Collect each line of the records containing the string "Time".

::::

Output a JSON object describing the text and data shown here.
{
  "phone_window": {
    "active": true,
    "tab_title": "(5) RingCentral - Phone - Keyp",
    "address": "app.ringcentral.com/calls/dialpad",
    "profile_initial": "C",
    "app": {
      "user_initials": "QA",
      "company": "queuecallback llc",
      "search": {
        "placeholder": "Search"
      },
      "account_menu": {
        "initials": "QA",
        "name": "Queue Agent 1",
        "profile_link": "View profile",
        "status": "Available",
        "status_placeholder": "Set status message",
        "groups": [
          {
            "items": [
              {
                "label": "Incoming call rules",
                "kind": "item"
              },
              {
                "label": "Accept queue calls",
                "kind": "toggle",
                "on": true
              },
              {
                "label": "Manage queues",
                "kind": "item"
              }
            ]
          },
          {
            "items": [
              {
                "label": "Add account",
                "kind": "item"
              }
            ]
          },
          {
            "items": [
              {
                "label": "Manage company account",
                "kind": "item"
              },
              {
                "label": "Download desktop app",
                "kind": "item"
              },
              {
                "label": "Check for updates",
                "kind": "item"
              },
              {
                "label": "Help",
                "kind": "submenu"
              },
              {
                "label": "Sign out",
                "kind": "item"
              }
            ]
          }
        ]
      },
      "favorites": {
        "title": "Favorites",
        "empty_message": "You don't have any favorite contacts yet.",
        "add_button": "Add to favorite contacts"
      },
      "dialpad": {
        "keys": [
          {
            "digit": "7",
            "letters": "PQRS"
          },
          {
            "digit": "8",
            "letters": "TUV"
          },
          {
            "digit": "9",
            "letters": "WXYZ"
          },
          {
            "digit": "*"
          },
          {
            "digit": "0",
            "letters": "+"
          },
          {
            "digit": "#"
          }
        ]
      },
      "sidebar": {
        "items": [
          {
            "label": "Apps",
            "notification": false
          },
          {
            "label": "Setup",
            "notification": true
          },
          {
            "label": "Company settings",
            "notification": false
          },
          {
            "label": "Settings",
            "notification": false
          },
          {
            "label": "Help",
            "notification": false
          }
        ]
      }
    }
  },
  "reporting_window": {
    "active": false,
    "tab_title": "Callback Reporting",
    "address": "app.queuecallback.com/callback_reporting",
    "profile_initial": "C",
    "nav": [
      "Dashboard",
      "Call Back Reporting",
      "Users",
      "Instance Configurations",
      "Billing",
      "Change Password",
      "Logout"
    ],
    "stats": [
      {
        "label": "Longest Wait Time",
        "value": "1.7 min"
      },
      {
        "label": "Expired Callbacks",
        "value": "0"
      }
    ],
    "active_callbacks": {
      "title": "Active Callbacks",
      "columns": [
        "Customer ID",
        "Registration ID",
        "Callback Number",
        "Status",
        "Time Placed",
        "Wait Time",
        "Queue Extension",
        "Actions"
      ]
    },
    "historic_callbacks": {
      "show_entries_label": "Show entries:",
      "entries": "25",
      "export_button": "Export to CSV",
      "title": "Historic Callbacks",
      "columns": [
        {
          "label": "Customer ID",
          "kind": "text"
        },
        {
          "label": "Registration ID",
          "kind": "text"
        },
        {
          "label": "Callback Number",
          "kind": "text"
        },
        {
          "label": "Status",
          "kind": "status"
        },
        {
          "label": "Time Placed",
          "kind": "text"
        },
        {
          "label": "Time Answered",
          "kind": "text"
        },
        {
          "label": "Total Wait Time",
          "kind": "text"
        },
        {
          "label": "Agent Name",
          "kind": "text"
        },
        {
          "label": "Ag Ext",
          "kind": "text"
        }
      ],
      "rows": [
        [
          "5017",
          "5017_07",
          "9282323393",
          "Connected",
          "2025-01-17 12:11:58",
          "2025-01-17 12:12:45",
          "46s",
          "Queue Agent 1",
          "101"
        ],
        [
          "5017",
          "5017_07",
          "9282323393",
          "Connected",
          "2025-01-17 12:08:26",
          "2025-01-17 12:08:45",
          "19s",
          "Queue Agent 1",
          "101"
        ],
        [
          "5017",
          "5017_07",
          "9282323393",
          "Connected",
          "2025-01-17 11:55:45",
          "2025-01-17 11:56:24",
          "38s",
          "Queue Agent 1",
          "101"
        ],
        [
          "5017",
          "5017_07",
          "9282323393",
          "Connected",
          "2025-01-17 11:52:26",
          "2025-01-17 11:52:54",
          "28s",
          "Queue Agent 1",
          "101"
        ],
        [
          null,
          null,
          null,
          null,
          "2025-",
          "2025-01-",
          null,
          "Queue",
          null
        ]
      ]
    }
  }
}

::::

Result for this exercise:
        "label": "Longest Wait Time",
        "Time Placed",
        "Wait Time",
          "label": "Time Placed",
          "label": "Time Answered",
          "label": "Total Wait Time",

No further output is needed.